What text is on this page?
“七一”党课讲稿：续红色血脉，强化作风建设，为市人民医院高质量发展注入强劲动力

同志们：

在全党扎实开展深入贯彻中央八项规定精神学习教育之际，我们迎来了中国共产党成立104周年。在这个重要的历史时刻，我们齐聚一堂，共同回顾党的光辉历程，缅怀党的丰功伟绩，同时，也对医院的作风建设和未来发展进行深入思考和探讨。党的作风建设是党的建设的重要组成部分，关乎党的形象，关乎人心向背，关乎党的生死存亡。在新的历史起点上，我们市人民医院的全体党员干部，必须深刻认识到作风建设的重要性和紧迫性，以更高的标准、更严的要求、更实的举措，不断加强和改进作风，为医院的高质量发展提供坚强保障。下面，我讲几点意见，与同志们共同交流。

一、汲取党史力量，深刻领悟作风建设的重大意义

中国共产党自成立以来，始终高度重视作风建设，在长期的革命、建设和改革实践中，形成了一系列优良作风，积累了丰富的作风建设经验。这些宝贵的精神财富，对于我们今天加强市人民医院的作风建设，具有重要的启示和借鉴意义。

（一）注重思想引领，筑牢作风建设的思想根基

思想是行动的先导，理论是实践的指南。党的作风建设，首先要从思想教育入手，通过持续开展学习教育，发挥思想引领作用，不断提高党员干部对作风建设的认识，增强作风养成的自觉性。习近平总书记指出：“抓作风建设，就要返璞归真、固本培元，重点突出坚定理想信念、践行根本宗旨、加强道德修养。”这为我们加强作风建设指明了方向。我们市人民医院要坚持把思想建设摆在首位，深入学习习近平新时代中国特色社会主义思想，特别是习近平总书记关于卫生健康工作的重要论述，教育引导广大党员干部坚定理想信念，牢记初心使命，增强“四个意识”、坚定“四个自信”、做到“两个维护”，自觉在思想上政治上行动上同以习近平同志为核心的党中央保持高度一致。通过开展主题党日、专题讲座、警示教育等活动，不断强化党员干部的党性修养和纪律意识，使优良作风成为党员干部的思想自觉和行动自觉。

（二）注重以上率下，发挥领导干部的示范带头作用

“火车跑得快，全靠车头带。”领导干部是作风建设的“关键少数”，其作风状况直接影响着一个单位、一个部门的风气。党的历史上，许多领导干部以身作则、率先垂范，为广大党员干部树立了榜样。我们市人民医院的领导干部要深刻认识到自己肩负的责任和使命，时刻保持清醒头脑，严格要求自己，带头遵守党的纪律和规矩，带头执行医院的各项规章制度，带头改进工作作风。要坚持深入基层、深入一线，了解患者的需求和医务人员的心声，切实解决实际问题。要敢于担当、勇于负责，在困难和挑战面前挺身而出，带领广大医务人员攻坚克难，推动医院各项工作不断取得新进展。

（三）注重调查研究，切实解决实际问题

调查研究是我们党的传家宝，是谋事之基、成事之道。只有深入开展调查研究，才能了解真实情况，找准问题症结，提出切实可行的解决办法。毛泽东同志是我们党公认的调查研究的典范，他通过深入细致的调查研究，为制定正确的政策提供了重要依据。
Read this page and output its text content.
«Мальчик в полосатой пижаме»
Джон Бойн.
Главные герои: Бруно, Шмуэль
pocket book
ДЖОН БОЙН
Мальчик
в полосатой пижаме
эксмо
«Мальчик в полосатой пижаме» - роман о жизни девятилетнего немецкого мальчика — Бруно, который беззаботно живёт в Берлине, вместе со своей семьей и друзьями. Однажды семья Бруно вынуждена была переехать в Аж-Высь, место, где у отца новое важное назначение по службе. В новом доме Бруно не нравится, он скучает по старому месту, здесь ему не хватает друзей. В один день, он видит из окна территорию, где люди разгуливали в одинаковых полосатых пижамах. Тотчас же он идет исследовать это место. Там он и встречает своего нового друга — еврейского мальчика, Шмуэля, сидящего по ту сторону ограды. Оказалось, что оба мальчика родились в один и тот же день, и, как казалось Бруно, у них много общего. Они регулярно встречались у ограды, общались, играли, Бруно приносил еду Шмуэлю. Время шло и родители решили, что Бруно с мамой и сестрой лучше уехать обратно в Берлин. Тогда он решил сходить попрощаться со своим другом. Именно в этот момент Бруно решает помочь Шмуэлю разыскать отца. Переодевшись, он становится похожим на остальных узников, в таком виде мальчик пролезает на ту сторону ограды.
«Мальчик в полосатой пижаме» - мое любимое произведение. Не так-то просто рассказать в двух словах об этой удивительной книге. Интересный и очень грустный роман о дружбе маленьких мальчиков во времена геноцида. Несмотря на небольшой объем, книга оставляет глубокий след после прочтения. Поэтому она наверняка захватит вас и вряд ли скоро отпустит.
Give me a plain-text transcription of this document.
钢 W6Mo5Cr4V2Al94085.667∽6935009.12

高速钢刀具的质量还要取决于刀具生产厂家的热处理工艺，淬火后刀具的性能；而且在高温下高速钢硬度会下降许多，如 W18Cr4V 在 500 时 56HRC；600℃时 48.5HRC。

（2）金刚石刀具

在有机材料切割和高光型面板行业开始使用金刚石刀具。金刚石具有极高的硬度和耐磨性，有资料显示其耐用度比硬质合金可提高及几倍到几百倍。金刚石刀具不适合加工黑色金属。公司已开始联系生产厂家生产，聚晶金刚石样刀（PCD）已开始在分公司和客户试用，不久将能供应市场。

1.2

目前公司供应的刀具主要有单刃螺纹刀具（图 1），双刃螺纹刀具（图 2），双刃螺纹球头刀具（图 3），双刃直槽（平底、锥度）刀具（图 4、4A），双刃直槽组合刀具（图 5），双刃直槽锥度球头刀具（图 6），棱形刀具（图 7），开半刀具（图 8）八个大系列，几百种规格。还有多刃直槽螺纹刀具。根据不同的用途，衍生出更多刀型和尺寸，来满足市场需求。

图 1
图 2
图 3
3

▸ **Problem details**
Copy every record above exactly as it appears.

▸ **Output below**
What text is on this page?
“七一”党课讲稿：续红色血脉，强化作风建设，为市人民医院高质量发展注入强劲动力

同志们：

在全党扎实开展深入贯彻中央八项规定精神学习教育之际，我们迎来了中国共产党成立104周年。在这个重要的历史时刻，我们齐聚一堂，共同回顾党的光辉历程，缅怀党的丰功伟绩，同时，也对医院的作风建设和未来发展进行深入思考和探讨。党的作风建设是党的建设的重要组成部分，关乎党的形象，关乎人心向背，关乎党的生死存亡。在新的历史起点上，我们市人民医院的全体党员干部，必须深刻认识到作风建设的重要性和紧迫性，以更高的标准、更严的要求、更实的举措，不断加强和改进作风，为医院的高质量发展提供坚强保障。下面，我讲几点意见，与同志们共同交流。

一、汲取党史力量，深刻领悟作风建设的重大意义

中国共产党自成立以来，始终高度重视作风建设，在长期的革命、建设和改革实践中，形成了一系列优良作风，积累了丰富的作风建设经验。这些宝贵的精神财富，对于我们今天加强市人民医院的作风建设，具有重要的启示和借鉴意义。

（一）注重思想引领，筑牢作风建设的思想根基

思想是行动的先导，理论是实践的指南。党的作风建设，首先要从思想教育入手，通过持续开展学习教育，发挥思想引领作用，不断提高党员干部对作风建设的认识，增强作风养成的自觉性。习近平总书记指出：“抓作风建设，就要返璞归真、固本培元，重点突出坚定理想信念、践行根本宗旨、加强道德修养。”这为我们加强作风建设指明了方向。我们市人民医院要坚持把思想建设摆在首位，深入学习习近平新时代中国特色社会主义思想，特别是习近平总书记关于卫生健康工作的重要论述，教育引导广大党员干部坚定理想信念，牢记初心使命，增强“四个意识”、坚定“四个自信”、做到“两个维护”，自觉在思想上政治上行动上同以习近平同志为核心的党中央保持高度一致。通过开展主题党日、专题讲座、警示教育等活动，不断强化党员干部的党性修养和纪律意识，使优良作风成为党员干部的思想自觉和行动自觉。

（二）注重以上率下，发挥领导干部的示范带头作用

“火车跑得快，全靠车头带。”领导干部是作风建设的“关键少数”，其作风状况直接影响着一个单位、一个部门的风气。党的历史上，许多领导干部以身作则、率先垂范，为广大党员干部树立了榜样。我们市人民医院的领导干部要深刻认识到自己肩负的责任和使命，时刻保持清醒头脑，严格要求自己，带头遵守党的纪律和规矩，带头执行医院的各项规章制度，带头改进工作作风。要坚持深入基层、深入一线，了解患者的需求和医务人员的心声，切实解决实际问题。要敢于担当、勇于负责，在困难和挑战面前挺身而出，带领广大医务人员攻坚克难，推动医院各项工作不断取得新进展。

（三）注重调查研究，切实解决实际问题

调查研究是我们党的传家宝，是谋事之基、成事之道。只有深入开展调查研究，才能了解真实情况，找准问题症结，提出切实可行的解决办法。毛泽东同志是我们党公认的调查研究的典范，他通过深入细致的调查研究，为制定正确的政策提供了重要依据。
Read this page and output its text content.
«Мальчик в полосатой пижаме»
Джон Бойн.
Главные герои: Бруно, Шмуэль
pocket book
ДЖОН БОЙН
Мальчик
в полосатой пижаме
эксмо
«Мальчик в полосатой пижаме» - роман о жизни девятилетнего немецкого мальчика — Бруно, который беззаботно живёт в Берлине, вместе со своей семьей и друзьями. Однажды семья Бруно вынуждена была переехать в Аж-Высь, место, где у отца новое важное назначение по службе. В новом доме Бруно не нравится, он скучает по старому месту, здесь ему не хватает друзей. В один день, он видит из окна территорию, где люди разгуливали в одинаковых полосатых пижамах. Тотчас же он идет исследовать это место. Там он и встречает своего нового друга — еврейского мальчика, Шмуэля, сидящего по ту сторону ограды. Оказалось, что оба мальчика родились в один и тот же день, и, как казалось Бруно, у них много общего. Они регулярно встречались у ограды, общались, играли, Бруно приносил еду Шмуэлю. Время шло и родители решили, что Бруно с мамой и сестрой лучше уехать обратно в Берлин. Тогда он решил сходить попрощаться со своим другом. Именно в этот момент Бруно решает помочь Шмуэлю разыскать отца. Переодевшись, он становится похожим на остальных узников, в таком виде мальчик пролезает на ту сторону ограды.
«Мальчик в полосатой пижаме» - мое любимое произведение. Не так-то просто рассказать в двух словах об этой удивительной книге. Интересный и очень грустный роман о дружбе маленьких мальчиков во времена геноцида. Несмотря на небольшой объем, книга оставляет глубокий след после прочтения. Поэтому она наверняка захватит вас и вряд ли скоро отпустит.
Give me a plain-text transcription of this document.
钢 W6Mo5Cr4V2Al94085.667∽6935009.12

高速钢刀具的质量还要取决于刀具生产厂家的热处理工艺，淬火后刀具的性能；而且在高温下高速钢硬度会下降许多，如 W18Cr4V 在 500 时 56HRC；600℃时 48.5HRC。

（2）金刚石刀具

在有机材料切割和高光型面板行业开始使用金刚石刀具。金刚石具有极高的硬度和耐磨性，有资料显示其耐用度比硬质合金可提高及几倍到几百倍。金刚石刀具不适合加工黑色金属。公司已开始联系生产厂家生产，聚晶金刚石样刀（PCD）已开始在分公司和客户试用，不久将能供应市场。

1.2

目前公司供应的刀具主要有单刃螺纹刀具（图 1），双刃螺纹刀具（图 2），双刃螺纹球头刀具（图 3），双刃直槽（平底、锥度）刀具（图 4、4A），双刃直槽组合刀具（图 5），双刃直槽锥度球头刀具（图 6），棱形刀具（图 7），开半刀具（图 8）八个大系列，几百种规格。还有多刃直槽螺纹刀具。根据不同的用途，衍生出更多刀型和尺寸，来满足市场需求。

图 1
图 2
图 3
3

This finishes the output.